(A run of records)
-- Begin --
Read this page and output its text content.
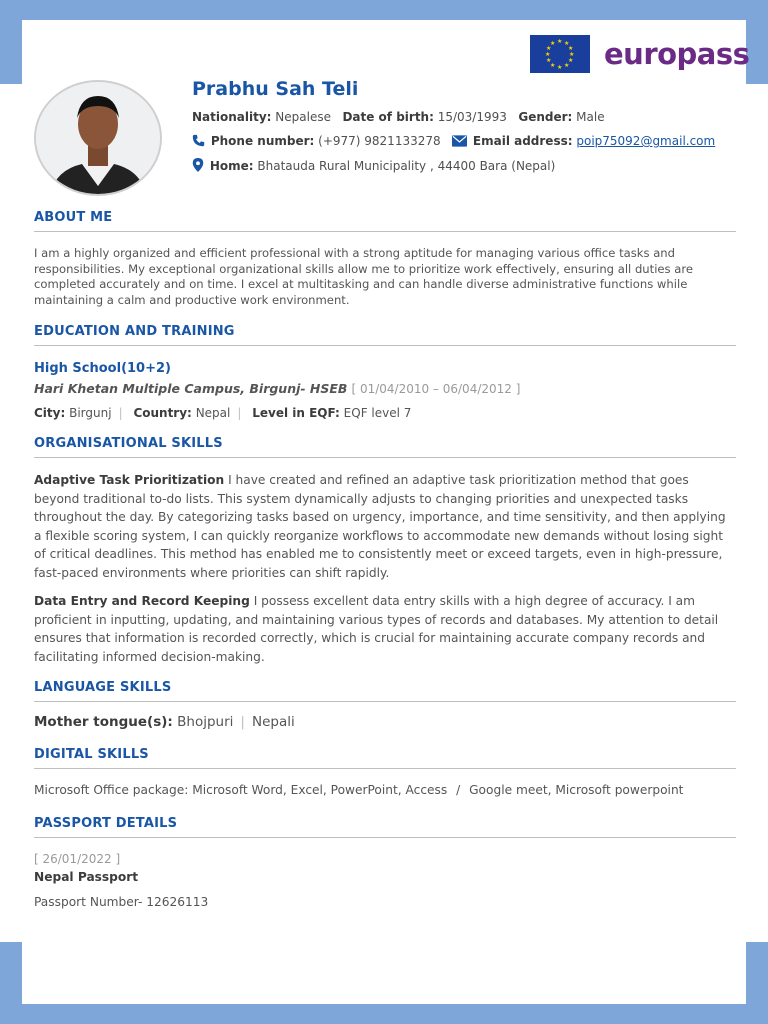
★ ★
★
★
★
★
★
★
★
★
★
★ europass
Prabhu Sah Teli
Nationality: Nepalese Date of birth: 15/03/1993 Gender: Male
Phone number: (+977) 9821133278	Email address: poip75092@gmail.com
Home: Bhatauda Rural Municipality , 44400 Bara (Nepal)
ABOUT ME
I am a highly organized and efficient professional with a strong aptitude for managing various office tasks and responsibilities. My exceptional organizational skills allow me to prioritize work effectively, ensuring all duties are completed accurately and on time. I excel at multitasking and can handle diverse administrative functions while maintaining a calm and productive work environment.
EDUCATION AND TRAINING
High School(10+2)
Hari Khetan Multiple Campus, Birgunj- HSEB [ 01/04/2010 – 06/04/2012 ]
City: Birgunj | Country: Nepal | Level in EQF: EQF level 7
ORGANISATIONAL SKILLS
Adaptive Task Prioritization I have created and refined an adaptive task prioritization method that goes beyond traditional to-do lists. This system dynamically adjusts to changing priorities and unexpected tasks throughout the day. By categorizing tasks based on urgency, importance, and time sensitivity, and then applying a flexible scoring system, I can quickly reorganize workflows to accommodate new demands without losing sight of critical deadlines. This method has enabled me to consistently meet or exceed targets, even in high-pressure, fast-paced environments where priorities can shift rapidly.
Data Entry and Record Keeping I possess excellent data entry skills with a high degree of accuracy. I am proficient in inputting, updating, and maintaining various types of records and databases. My attention to detail ensures that information is recorded correctly, which is crucial for maintaining accurate company records and facilitating informed decision-making.
LANGUAGE SKILLS
Mother tongue(s): Bhojpuri | Nepali
DIGITAL SKILLS
Microsoft Office package: Microsoft Word, Excel, PowerPoint, Access / Google meet, Microsoft powerpoint
PASSPORT DETAILS
[ 26/01/2022 ]
Nepal Passport
Passport Number- 12626113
-- End --
_Work required_: Retype everything in the material word for word, minus pictures.

_Result for this task_:
Read this page and output its text content.
★ ★
★
★
★
★
★
★
★
★
★
★ europass
Prabhu Sah Teli
Nationality: Nepalese Date of birth: 15/03/1993 Gender: Male
Phone number: (+977) 9821133278	Email address: poip75092@gmail.com
Home: Bhatauda Rural Municipality , 44400 Bara (Nepal)
ABOUT ME
I am a highly organized and efficient professional with a strong aptitude for managing various office tasks and responsibilities. My exceptional organizational skills allow me to prioritize work effectively, ensuring all duties are completed accurately and on time. I excel at multitasking and can handle diverse administrative functions while maintaining a calm and productive work environment.
EDUCATION AND TRAINING
High School(10+2)
Hari Khetan Multiple Campus, Birgunj- HSEB [ 01/04/2010 – 06/04/2012 ]
City: Birgunj | Country: Nepal | Level in EQF: EQF level 7
ORGANISATIONAL SKILLS
Adaptive Task Prioritization I have created and refined an adaptive task prioritization method that goes beyond traditional to-do lists. This system dynamically adjusts to changing priorities and unexpected tasks throughout the day. By categorizing tasks based on urgency, importance, and time sensitivity, and then applying a flexible scoring system, I can quickly reorganize workflows to accommodate new demands without losing sight of critical deadlines. This method has enabled me to consistently meet or exceed targets, even in high-pressure, fast-paced environments where priorities can shift rapidly.
Data Entry and Record Keeping I possess excellent data entry skills with a high degree of accuracy. I am proficient in inputting, updating, and maintaining various types of records and databases. My attention to detail ensures that information is recorded correctly, which is crucial for maintaining accurate company records and facilitating informed decision-making.
LANGUAGE SKILLS
Mother tongue(s): Bhojpuri | Nepali
DIGITAL SKILLS
Microsoft Office package: Microsoft Word, Excel, PowerPoint, Access / Google meet, Microsoft powerpoint
PASSPORT DETAILS
[ 26/01/2022 ]
Nepal Passport
Passport Number- 12626113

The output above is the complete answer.